- Short problem -
Transcribe the data below line for line with no changes, and leave the pictures out of your copy.

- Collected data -
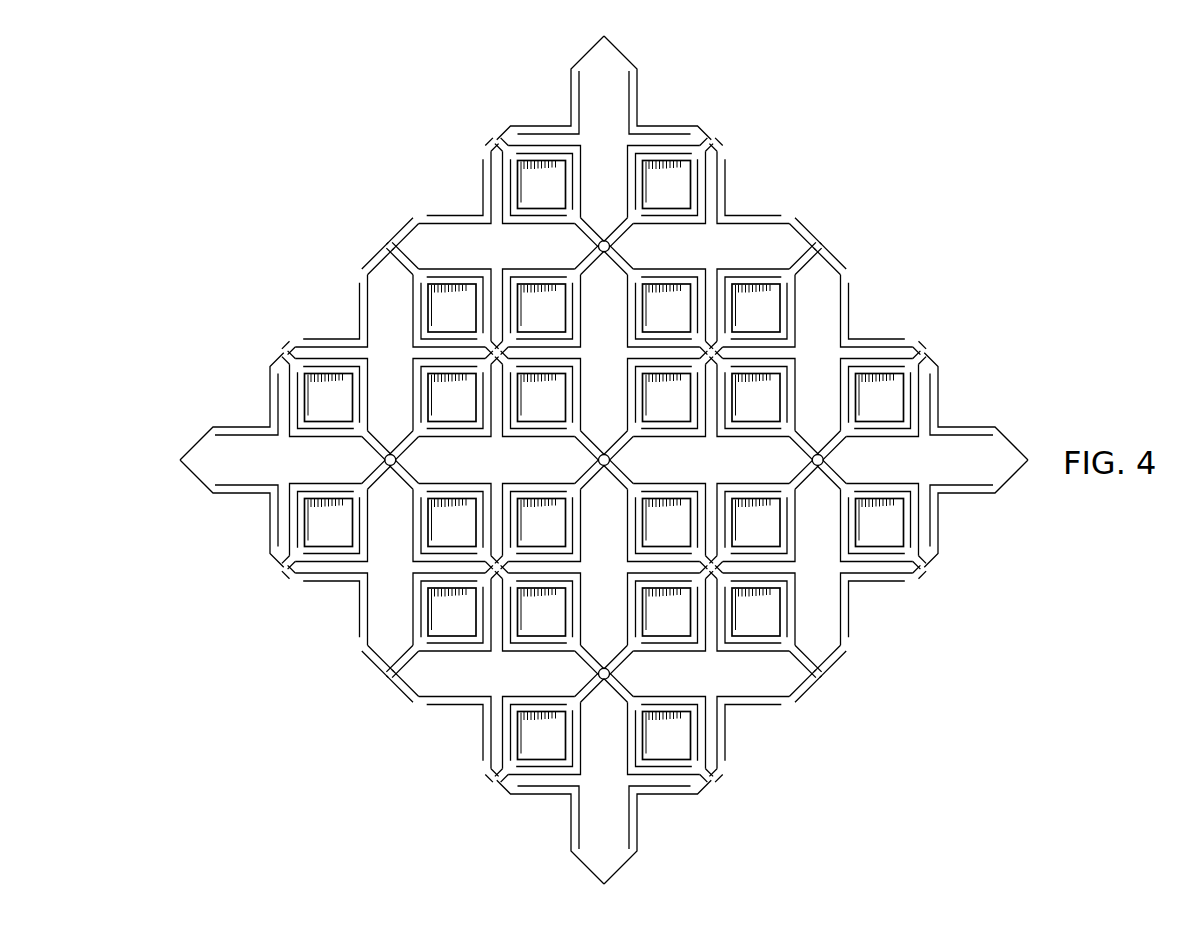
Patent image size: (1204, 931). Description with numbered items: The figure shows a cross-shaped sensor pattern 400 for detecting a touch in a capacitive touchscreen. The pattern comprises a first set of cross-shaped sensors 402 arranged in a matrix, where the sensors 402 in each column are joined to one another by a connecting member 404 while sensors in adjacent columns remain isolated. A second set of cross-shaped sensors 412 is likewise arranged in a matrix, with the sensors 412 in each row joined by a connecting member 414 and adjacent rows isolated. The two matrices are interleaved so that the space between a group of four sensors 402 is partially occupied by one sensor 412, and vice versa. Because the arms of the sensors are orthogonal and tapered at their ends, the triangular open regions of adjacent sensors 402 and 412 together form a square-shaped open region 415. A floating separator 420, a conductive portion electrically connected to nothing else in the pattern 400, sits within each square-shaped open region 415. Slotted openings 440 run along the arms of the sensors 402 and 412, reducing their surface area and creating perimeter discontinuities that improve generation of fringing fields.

The cross-shaped sensor pattern 400 is at (604, 460).
The cross-shaped sensor of the first set 402 is at (639, 95).
The connecting member 404 is at (611, 238).
The cross-shaped sensor of the second set 412 is at (239, 489).
The connecting member 414 is at (598, 247).
The square-shaped open region 415 is at (757, 285).
The floating separator 420 is at (683, 190).
The slotted opening 440 is at (848, 322).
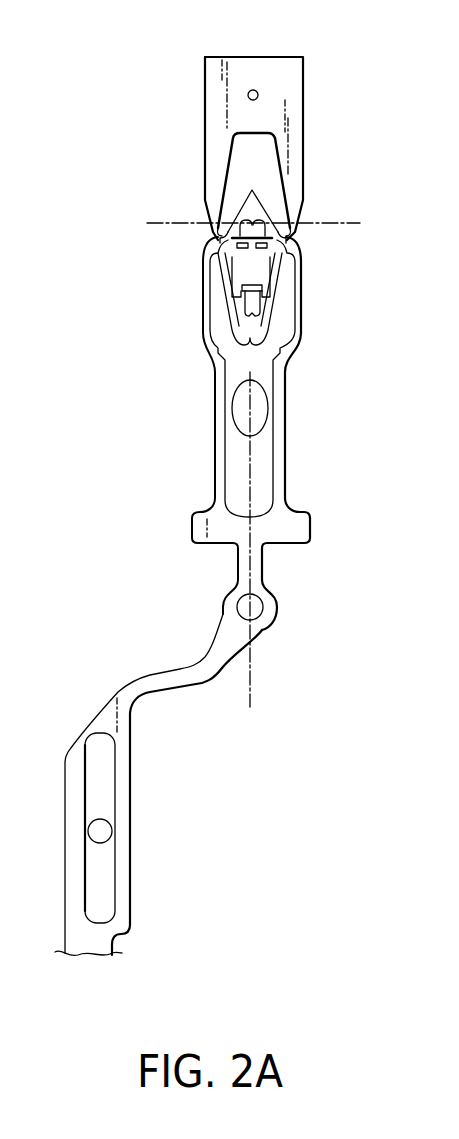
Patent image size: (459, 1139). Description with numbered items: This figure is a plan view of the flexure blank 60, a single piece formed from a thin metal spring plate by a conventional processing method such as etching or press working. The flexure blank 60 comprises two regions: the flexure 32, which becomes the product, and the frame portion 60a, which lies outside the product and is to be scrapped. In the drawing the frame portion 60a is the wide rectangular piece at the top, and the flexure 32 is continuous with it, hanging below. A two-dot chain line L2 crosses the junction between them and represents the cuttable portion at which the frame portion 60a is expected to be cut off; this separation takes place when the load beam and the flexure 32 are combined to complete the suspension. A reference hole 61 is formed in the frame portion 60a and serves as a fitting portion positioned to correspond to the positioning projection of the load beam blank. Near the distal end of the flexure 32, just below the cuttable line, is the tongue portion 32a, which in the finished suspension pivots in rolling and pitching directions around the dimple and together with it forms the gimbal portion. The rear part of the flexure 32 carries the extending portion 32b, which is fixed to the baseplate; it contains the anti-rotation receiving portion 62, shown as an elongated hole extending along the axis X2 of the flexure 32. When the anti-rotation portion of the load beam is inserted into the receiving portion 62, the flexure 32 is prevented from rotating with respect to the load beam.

The flexure 32 is at (267, 363).
The tongue portion 32a is at (263, 268).
The extending portion 32b is at (73, 778).
The flexure blank 60 is at (332, 159).
The frame portion 60a is at (218, 117).
The reference hole 61 is at (253, 89).
The anti-rotation receiving portion 62 is at (98, 842).
The two-dot chain line L2 is at (267, 224).
The axis of the flexure X2 is at (252, 675).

- Completed exercise -
Patent image size: (1204, 931). Description with numbered items: The figure shows a cross-shaped sensor pattern 400 for detecting a touch in a capacitive touchscreen. The pattern comprises a first set of cross-shaped sensors 402 arranged in a matrix, where the sensors 402 in each column are joined to one another by a connecting member 404 while sensors in adjacent columns remain isolated. A second set of cross-shaped sensors 412 is likewise arranged in a matrix, with the sensors 412 in each row joined by a connecting member 414 and adjacent rows isolated. The two matrices are interleaved so that the space between a group of four sensors 402 is partially occupied by one sensor 412, and vice versa. Because the arms of the sensors are orthogonal and tapered at their ends, the triangular open regions of adjacent sensors 402 and 412 together form a square-shaped open region 415. A floating separator 420, a conductive portion electrically connected to nothing else in the pattern 400, sits within each square-shaped open region 415. Slotted openings 440 run along the arms of the sensors 402 and 412, reducing their surface area and creating perimeter discontinuities that improve generation of fringing fields.

The cross-shaped sensor pattern 400 is at (604, 460).
The cross-shaped sensor of the first set 402 is at (639, 95).
The connecting member 404 is at (611, 238).
The cross-shaped sensor of the second set 412 is at (239, 489).
The connecting member 414 is at (598, 247).
The square-shaped open region 415 is at (757, 285).
The floating separator 420 is at (683, 190).
The slotted opening 440 is at (848, 322).
Patent image size: (459, 1139). Description with numbered items: This figure is a plan view of the flexure blank 60, a single piece formed from a thin metal spring plate by a conventional processing method such as etching or press working. The flexure blank 60 comprises two regions: the flexure 32, which becomes the product, and the frame portion 60a, which lies outside the product and is to be scrapped. In the drawing the frame portion 60a is the wide rectangular piece at the top, and the flexure 32 is continuous with it, hanging below. A two-dot chain line L2 crosses the junction between them and represents the cuttable portion at which the frame portion 60a is expected to be cut off; this separation takes place when the load beam and the flexure 32 are combined to complete the suspension. A reference hole 61 is formed in the frame portion 60a and serves as a fitting portion positioned to correspond to the positioning projection of the load beam blank. Near the distal end of the flexure 32, just below the cuttable line, is the tongue portion 32a, which in the finished suspension pivots in rolling and pitching directions around the dimple and together with it forms the gimbal portion. The rear part of the flexure 32 carries the extending portion 32b, which is fixed to the baseplate; it contains the anti-rotation receiving portion 62, shown as an elongated hole extending along the axis X2 of the flexure 32. When the anti-rotation portion of the load beam is inserted into the receiving portion 62, the flexure 32 is prevented from rotating with respect to the load beam.

The flexure 32 is at (267, 363).
The tongue portion 32a is at (263, 268).
The extending portion 32b is at (73, 778).
The flexure blank 60 is at (332, 159).
The frame portion 60a is at (218, 117).
The reference hole 61 is at (253, 89).
The anti-rotation receiving portion 62 is at (98, 842).
The two-dot chain line L2 is at (267, 224).
The axis of the flexure X2 is at (252, 675).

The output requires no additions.